- WHAT TO WORK ON -
Identify the lines that contain the word "Dollar", then copy them.

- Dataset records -
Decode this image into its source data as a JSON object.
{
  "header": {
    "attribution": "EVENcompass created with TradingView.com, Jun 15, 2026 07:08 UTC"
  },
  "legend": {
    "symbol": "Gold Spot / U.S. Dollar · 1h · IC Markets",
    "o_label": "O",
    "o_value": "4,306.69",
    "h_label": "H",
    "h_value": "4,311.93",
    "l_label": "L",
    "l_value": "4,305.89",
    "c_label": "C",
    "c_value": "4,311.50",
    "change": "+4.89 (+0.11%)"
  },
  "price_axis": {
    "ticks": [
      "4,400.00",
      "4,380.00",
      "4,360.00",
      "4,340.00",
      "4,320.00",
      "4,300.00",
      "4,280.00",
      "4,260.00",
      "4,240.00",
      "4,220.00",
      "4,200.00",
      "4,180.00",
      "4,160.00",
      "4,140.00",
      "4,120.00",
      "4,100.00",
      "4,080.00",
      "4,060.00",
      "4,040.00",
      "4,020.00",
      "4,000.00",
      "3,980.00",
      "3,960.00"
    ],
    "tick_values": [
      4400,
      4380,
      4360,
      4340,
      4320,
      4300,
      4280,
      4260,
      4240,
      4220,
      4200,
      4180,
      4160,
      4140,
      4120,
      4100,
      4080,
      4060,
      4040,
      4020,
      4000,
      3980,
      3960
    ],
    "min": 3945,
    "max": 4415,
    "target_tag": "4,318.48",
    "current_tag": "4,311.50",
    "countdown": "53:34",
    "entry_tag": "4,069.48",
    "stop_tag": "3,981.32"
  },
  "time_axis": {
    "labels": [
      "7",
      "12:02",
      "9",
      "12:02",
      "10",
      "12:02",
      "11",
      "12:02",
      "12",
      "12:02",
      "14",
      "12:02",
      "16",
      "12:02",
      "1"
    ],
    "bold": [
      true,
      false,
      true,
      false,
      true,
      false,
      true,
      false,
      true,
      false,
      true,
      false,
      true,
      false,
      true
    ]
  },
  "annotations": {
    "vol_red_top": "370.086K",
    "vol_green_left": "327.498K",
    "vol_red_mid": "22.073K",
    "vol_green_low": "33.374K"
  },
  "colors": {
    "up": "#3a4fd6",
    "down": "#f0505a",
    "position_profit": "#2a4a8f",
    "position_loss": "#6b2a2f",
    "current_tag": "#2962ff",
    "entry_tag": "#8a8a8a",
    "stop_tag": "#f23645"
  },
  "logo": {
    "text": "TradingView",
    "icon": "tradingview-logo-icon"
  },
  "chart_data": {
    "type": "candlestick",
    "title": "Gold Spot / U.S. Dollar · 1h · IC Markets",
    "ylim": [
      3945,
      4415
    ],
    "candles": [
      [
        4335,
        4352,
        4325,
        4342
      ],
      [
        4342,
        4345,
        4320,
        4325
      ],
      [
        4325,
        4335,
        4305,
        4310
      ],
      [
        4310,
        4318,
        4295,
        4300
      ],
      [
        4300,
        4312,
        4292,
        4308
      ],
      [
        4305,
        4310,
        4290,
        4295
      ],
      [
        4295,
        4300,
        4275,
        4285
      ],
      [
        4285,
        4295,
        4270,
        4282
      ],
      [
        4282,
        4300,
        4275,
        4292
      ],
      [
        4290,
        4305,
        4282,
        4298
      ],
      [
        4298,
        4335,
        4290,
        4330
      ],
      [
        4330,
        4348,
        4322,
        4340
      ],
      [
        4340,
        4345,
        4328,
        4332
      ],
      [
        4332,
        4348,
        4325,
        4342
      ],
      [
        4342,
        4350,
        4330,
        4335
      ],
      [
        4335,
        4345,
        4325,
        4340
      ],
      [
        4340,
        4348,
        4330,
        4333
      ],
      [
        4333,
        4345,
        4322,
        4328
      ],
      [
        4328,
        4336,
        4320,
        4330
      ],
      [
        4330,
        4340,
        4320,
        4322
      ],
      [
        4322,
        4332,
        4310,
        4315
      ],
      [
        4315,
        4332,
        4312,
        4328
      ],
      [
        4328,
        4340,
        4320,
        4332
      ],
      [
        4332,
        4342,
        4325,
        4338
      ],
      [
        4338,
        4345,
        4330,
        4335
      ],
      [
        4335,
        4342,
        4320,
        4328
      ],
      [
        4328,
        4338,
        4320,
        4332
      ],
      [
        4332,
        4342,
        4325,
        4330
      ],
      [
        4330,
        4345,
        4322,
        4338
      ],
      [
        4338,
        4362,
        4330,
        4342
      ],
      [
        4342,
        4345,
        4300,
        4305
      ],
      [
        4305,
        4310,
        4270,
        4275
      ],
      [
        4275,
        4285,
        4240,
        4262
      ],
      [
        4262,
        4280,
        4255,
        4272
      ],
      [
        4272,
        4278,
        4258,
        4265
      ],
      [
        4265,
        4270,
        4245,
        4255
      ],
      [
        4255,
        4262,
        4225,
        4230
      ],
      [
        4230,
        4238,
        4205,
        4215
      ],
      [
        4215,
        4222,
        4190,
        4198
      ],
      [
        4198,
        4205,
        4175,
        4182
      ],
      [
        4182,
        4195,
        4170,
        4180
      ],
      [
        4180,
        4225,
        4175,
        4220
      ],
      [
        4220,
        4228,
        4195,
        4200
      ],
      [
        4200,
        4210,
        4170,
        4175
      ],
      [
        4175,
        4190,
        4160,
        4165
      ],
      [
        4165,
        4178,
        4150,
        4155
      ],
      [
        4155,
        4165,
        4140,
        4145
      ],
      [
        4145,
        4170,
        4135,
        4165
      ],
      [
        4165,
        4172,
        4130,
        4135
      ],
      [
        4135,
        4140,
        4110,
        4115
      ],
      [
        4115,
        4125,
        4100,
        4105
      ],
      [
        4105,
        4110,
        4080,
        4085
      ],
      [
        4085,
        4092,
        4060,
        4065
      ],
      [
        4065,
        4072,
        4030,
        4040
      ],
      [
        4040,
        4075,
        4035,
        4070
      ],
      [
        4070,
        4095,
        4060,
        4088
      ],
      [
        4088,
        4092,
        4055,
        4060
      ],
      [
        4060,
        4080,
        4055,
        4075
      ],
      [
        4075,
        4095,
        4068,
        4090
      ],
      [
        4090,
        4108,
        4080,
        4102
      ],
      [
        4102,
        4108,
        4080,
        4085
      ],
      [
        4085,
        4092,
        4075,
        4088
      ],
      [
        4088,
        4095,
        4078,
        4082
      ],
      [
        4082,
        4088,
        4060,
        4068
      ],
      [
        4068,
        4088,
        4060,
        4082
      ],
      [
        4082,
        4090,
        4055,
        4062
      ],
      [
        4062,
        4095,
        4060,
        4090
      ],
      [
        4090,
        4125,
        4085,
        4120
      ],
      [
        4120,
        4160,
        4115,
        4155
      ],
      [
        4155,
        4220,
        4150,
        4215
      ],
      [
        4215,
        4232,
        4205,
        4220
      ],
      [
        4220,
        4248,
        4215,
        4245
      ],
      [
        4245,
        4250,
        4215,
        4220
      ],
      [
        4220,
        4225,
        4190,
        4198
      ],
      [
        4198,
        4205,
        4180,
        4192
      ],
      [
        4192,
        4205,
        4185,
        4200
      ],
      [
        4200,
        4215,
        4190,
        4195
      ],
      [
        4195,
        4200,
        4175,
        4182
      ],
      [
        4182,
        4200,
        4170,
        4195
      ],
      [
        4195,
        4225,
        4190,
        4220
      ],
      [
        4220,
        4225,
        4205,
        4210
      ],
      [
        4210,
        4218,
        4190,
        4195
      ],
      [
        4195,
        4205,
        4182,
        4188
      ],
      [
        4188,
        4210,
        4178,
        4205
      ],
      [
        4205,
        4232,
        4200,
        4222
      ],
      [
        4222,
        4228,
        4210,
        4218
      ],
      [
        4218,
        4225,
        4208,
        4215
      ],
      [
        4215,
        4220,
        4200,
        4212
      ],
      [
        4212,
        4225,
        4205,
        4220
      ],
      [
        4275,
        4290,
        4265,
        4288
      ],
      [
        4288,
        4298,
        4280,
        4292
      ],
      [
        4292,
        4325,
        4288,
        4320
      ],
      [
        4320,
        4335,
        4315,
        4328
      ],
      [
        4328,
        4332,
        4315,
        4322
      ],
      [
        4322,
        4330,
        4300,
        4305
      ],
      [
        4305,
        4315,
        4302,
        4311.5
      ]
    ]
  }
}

- REPLY -
    "symbol": "Gold Spot / U.S. Dollar · 1h · IC Markets",
    "title": "Gold Spot / U.S. Dollar · 1h · IC Markets",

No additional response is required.